Single out the lines of the material that contain "programmes" and copy them.

▼▼▼

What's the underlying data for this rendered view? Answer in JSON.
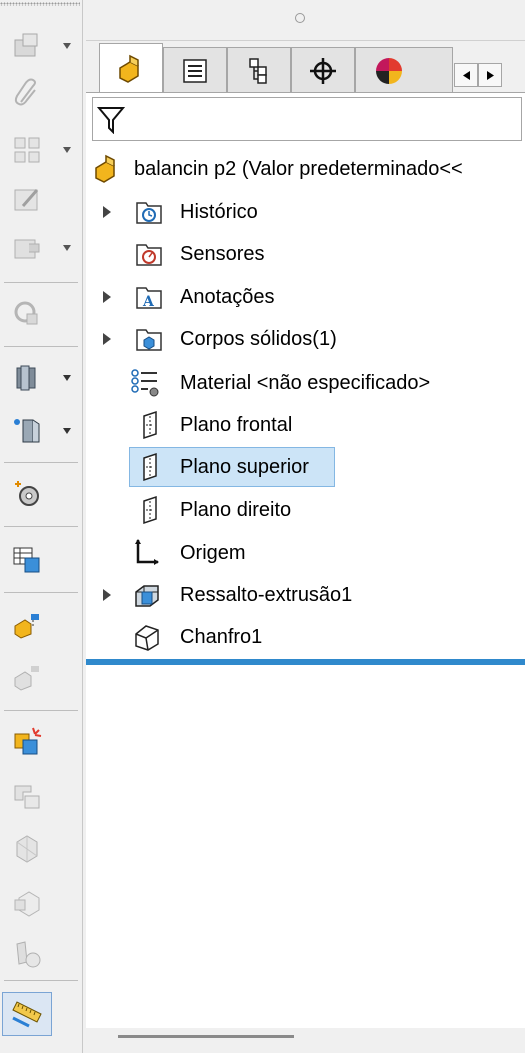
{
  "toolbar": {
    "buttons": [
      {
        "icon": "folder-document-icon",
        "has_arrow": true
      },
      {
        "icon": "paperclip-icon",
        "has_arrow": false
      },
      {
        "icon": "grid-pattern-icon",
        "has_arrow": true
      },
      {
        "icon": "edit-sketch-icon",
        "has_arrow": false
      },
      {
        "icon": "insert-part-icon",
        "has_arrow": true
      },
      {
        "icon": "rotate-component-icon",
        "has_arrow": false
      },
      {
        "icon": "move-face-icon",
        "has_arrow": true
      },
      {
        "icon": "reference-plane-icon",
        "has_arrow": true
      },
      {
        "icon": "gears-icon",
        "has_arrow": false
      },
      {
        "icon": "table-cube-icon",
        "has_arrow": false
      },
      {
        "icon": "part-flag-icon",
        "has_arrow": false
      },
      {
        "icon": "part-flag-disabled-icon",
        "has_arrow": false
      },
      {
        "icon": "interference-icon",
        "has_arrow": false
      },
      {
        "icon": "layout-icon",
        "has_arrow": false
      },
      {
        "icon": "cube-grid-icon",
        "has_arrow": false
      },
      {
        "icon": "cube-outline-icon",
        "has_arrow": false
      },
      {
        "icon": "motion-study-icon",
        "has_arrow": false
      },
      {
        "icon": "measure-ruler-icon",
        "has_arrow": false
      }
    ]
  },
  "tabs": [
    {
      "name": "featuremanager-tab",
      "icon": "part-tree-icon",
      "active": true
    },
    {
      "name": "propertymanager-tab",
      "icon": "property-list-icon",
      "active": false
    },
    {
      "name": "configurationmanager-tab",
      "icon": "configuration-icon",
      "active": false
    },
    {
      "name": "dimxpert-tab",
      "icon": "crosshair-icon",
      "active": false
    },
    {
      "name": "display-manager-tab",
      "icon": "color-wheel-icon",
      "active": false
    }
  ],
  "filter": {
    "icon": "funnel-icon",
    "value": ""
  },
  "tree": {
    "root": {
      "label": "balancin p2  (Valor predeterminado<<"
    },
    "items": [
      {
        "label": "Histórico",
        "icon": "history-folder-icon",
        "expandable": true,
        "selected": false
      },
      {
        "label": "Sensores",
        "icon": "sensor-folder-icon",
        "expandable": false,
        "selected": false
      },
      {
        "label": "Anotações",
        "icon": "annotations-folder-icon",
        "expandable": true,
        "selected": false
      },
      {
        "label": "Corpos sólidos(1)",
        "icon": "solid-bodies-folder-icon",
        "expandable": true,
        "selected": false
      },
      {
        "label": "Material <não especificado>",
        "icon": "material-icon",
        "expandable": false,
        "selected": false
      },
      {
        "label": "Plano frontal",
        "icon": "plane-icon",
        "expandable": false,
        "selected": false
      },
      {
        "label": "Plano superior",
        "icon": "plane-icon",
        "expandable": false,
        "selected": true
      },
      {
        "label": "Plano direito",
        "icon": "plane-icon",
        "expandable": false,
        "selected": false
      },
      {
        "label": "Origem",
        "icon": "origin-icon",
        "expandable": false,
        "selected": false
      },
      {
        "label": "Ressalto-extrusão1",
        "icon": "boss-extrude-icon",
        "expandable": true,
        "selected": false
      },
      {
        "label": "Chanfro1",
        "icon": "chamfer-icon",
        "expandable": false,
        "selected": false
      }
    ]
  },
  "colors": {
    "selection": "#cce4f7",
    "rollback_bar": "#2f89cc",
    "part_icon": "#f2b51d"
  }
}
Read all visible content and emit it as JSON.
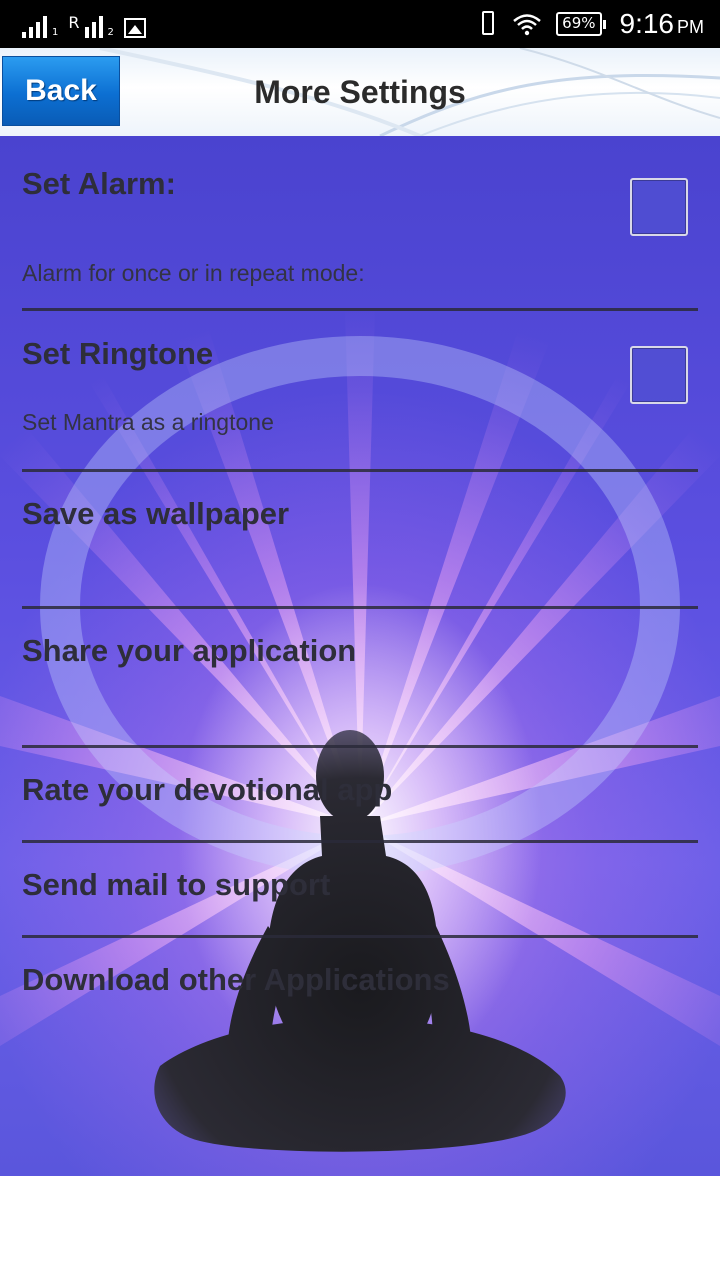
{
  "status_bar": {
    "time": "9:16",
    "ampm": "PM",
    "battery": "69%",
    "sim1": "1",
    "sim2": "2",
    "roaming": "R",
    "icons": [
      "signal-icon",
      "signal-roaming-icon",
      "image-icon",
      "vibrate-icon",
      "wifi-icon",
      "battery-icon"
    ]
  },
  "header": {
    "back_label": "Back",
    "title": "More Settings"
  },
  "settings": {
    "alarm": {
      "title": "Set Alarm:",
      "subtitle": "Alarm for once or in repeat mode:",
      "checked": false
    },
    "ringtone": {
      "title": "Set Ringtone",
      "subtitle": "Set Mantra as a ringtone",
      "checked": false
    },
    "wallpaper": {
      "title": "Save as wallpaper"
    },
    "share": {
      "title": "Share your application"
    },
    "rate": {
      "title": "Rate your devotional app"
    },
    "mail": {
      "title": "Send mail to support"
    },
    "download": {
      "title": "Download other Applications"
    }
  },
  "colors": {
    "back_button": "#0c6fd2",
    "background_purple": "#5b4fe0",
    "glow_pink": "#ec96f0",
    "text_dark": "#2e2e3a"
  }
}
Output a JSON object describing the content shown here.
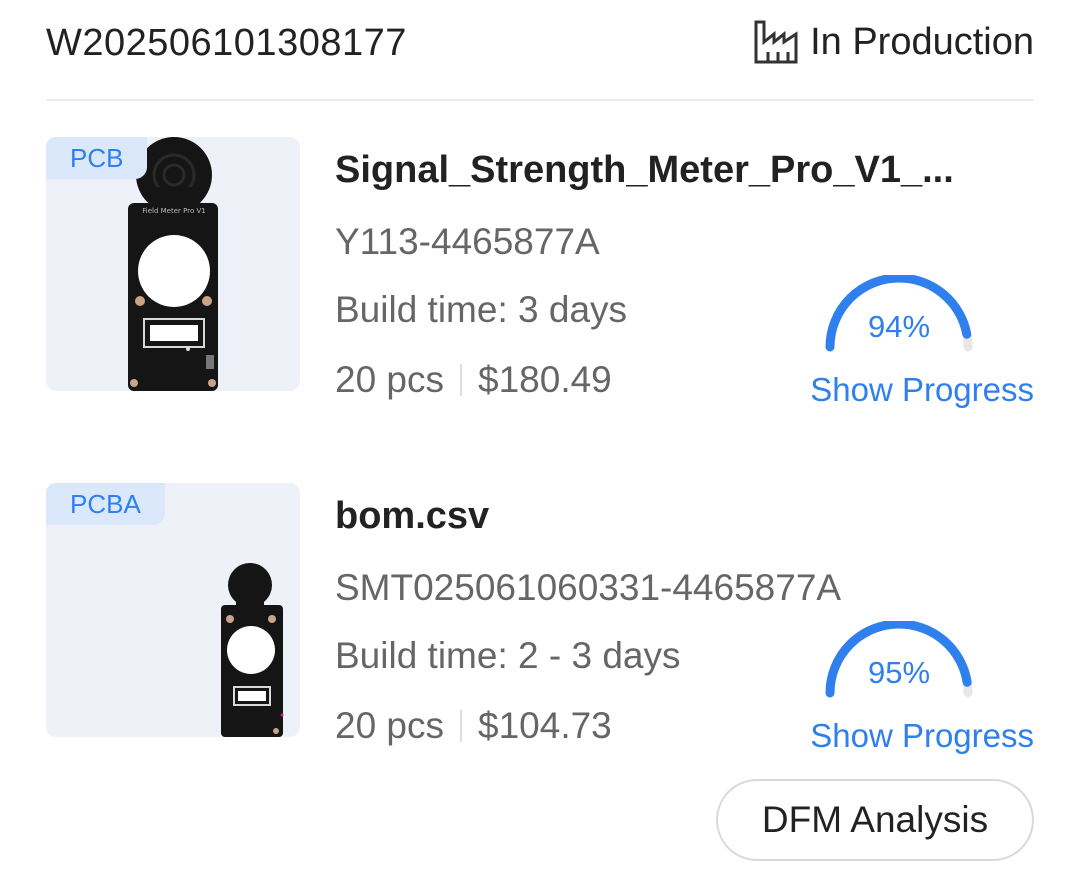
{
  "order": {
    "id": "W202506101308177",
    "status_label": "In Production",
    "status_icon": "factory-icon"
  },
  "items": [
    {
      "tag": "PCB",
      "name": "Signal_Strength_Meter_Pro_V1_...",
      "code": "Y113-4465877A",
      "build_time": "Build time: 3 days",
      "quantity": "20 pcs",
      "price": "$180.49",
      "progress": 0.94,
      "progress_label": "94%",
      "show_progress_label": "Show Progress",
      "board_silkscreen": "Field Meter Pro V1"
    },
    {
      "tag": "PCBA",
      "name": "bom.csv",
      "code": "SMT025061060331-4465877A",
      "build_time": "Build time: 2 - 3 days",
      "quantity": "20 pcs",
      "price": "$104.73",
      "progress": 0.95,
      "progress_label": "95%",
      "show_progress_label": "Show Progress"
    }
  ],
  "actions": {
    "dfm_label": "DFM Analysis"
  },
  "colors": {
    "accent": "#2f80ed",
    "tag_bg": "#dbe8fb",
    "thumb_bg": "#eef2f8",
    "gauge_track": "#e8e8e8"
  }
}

▲▲▲
▼▼▼

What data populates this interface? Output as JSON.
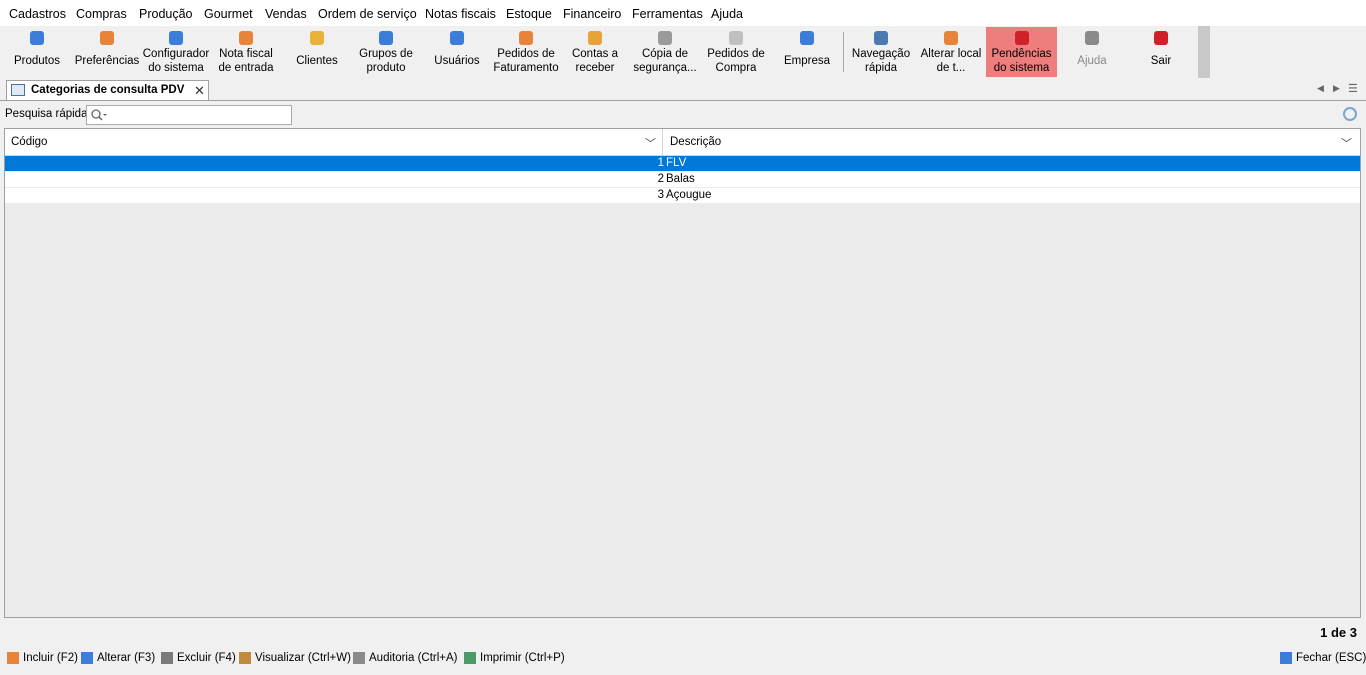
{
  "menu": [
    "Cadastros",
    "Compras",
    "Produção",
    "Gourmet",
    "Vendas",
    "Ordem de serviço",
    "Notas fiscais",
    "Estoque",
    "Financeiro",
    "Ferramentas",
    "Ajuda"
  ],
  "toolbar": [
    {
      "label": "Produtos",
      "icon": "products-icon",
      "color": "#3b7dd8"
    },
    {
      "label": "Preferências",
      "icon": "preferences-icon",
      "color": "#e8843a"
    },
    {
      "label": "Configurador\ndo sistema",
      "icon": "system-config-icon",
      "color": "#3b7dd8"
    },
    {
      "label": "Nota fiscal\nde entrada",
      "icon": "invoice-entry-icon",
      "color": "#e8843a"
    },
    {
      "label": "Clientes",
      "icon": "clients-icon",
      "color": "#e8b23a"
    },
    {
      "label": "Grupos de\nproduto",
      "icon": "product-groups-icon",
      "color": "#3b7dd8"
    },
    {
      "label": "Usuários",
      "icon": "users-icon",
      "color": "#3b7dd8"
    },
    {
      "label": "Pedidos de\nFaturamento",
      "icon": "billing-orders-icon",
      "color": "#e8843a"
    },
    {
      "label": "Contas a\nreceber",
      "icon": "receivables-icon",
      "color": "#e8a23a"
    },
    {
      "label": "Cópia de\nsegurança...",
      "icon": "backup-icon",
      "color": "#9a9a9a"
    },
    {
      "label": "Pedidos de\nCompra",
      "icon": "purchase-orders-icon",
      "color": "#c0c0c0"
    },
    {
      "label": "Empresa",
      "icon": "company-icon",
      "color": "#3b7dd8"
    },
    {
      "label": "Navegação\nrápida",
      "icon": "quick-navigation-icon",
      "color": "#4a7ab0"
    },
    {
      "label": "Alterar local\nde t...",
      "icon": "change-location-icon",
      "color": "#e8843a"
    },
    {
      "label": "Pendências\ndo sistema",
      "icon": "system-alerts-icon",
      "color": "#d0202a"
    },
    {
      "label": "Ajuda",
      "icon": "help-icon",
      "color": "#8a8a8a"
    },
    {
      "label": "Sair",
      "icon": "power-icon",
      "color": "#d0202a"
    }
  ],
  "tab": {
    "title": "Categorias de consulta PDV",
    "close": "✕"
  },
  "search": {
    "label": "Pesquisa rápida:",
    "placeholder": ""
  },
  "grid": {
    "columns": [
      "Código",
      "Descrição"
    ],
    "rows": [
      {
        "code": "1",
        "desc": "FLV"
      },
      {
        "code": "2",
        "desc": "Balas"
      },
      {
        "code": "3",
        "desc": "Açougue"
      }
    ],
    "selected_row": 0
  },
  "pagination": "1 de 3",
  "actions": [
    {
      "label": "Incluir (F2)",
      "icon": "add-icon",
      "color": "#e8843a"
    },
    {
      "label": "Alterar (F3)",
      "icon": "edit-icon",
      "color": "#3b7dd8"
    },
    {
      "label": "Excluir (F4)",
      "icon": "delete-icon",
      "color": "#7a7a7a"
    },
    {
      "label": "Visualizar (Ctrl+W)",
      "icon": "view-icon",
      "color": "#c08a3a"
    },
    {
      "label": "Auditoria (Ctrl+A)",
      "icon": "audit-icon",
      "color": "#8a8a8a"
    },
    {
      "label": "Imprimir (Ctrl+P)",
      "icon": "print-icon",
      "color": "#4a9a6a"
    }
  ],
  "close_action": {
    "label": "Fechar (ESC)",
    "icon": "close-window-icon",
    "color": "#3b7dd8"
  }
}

▲▲▲
▼▼▼

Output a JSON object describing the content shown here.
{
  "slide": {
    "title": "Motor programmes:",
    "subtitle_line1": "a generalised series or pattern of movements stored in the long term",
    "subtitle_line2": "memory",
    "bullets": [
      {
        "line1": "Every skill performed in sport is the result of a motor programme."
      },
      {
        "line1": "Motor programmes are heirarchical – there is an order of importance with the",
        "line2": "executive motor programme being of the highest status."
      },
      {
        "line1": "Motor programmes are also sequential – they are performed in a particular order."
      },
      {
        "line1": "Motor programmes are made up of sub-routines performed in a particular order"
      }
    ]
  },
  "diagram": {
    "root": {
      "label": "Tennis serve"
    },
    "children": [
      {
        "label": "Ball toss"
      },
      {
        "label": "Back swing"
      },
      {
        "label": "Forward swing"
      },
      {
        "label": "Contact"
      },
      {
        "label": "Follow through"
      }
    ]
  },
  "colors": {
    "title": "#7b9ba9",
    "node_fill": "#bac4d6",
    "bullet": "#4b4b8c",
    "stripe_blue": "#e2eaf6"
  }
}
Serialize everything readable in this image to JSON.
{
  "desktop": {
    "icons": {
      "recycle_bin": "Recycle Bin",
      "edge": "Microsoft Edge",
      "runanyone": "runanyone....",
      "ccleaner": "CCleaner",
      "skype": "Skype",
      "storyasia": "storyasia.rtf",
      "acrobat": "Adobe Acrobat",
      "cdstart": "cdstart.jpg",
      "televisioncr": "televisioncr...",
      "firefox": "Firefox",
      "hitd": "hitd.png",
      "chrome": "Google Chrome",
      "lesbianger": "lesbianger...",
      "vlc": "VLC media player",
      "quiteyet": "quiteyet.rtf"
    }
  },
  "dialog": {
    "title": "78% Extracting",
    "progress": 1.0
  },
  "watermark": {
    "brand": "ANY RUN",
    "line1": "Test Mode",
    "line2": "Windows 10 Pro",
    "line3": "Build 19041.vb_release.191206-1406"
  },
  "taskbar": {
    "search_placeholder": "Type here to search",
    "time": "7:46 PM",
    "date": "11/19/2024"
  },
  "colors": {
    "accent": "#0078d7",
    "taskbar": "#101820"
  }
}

▲▲▲

Solution for this problem>
    "title": "Motor programmes:",
        "line1": "Motor programmes are heirarchical – there is an order of importance with the",
        "line1": "Motor programmes are also sequential – they are performed in a particular order."
        "line1": "Motor programmes are made up of sub-routines performed in a particular order"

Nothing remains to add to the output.